## [Dataset records]
- - - - -

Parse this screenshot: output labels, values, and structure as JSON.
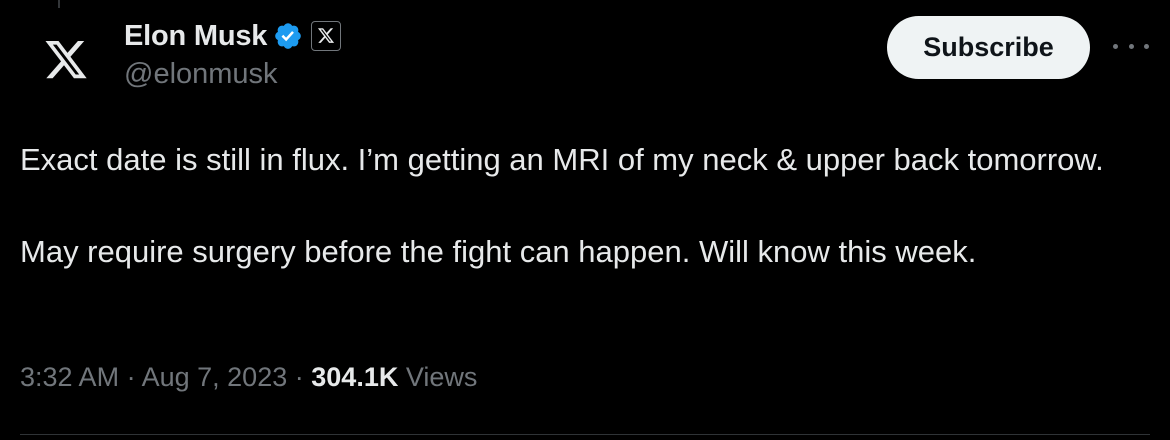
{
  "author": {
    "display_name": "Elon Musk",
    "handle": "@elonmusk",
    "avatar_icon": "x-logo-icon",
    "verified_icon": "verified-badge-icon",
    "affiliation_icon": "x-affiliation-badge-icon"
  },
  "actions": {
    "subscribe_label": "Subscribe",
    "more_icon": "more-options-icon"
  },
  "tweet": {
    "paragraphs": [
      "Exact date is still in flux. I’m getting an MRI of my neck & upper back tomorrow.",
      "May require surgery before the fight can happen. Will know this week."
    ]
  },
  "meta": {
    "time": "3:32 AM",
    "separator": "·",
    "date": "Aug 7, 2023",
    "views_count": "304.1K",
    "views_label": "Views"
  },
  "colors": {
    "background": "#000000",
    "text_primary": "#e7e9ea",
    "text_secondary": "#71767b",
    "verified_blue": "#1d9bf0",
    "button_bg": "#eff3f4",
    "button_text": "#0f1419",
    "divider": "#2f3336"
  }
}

- - - - -

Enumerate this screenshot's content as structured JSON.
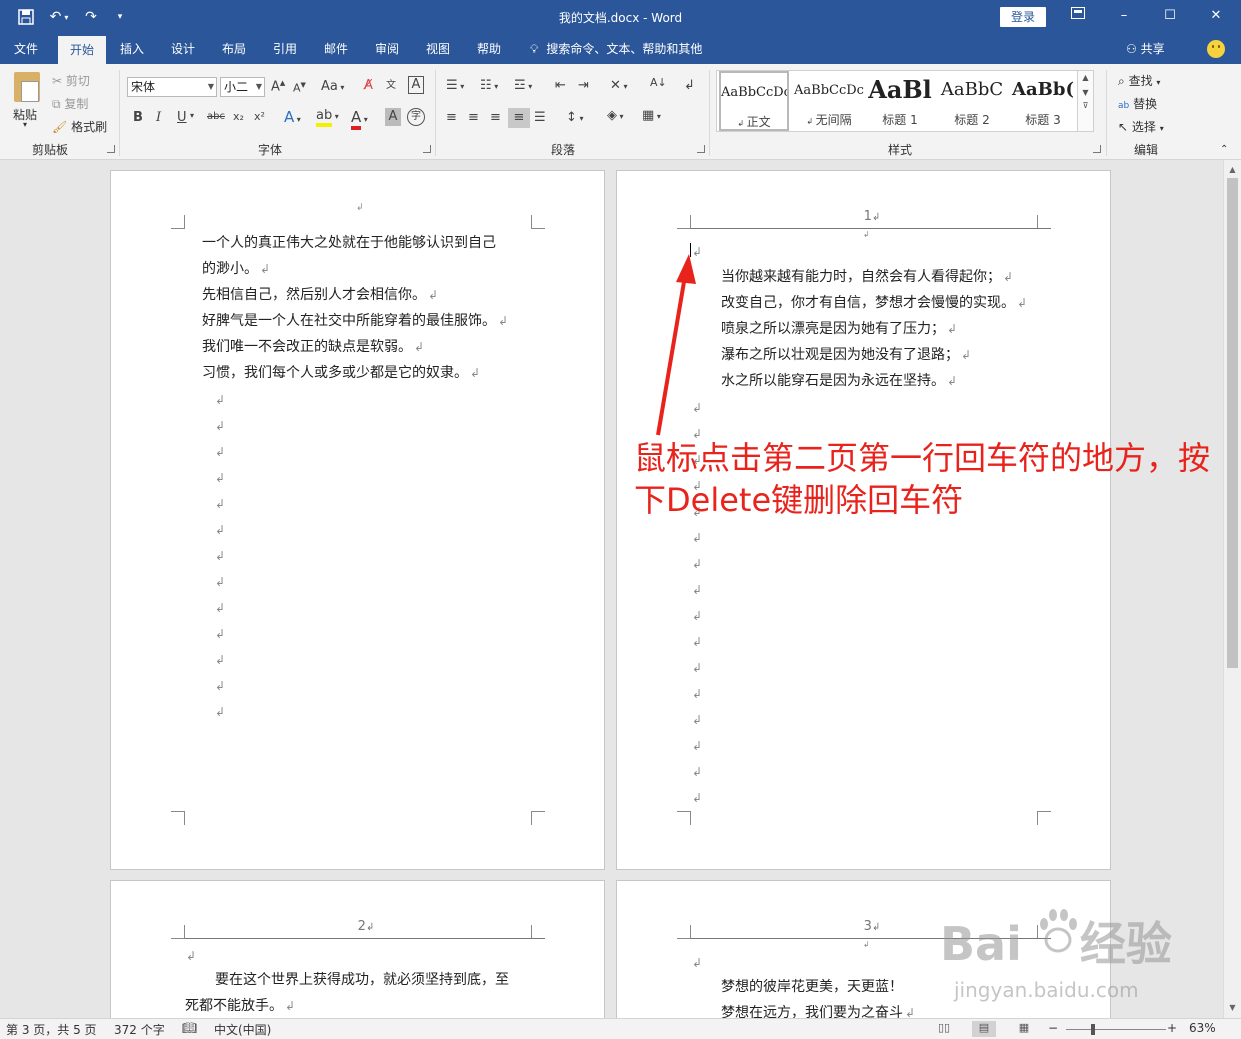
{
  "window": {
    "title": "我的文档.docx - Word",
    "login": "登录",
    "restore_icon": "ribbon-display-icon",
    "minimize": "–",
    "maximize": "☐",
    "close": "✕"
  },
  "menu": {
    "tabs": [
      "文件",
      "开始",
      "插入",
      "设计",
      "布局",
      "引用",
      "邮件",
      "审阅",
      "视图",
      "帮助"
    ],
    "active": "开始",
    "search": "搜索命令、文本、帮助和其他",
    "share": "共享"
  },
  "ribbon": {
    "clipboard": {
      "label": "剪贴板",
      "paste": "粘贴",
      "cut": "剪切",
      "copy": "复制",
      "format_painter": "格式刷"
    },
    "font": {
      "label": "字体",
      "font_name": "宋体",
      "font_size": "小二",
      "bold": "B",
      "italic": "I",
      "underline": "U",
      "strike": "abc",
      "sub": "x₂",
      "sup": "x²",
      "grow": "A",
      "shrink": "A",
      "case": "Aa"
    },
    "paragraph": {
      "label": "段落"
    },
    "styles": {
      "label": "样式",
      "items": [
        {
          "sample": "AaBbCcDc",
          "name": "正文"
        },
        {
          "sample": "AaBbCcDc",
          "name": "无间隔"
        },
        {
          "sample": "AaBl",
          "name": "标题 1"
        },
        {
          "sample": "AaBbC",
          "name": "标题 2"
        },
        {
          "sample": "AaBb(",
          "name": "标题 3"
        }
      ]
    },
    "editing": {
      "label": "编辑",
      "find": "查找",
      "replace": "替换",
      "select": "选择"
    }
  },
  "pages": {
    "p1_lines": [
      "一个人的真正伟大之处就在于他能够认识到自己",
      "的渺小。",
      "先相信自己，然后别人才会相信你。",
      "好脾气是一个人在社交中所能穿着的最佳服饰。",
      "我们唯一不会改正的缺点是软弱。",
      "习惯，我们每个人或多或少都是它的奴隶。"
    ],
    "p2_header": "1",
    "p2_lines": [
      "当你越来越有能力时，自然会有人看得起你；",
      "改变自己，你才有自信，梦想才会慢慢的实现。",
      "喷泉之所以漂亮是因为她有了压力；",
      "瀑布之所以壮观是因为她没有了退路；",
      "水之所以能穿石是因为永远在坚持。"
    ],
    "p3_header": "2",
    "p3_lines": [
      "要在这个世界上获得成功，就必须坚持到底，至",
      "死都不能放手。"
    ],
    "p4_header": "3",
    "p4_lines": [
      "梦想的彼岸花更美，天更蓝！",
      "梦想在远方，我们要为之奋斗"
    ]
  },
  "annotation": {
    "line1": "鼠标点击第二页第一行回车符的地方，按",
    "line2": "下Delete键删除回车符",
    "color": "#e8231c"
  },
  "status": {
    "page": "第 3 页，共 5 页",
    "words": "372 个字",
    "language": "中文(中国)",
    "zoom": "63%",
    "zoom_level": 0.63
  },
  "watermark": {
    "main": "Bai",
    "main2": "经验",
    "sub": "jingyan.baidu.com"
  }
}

- - - - -

## [Work to do]
Report how many lines above hold the string "this", giving nothing but the number.

## [Expected answer]
3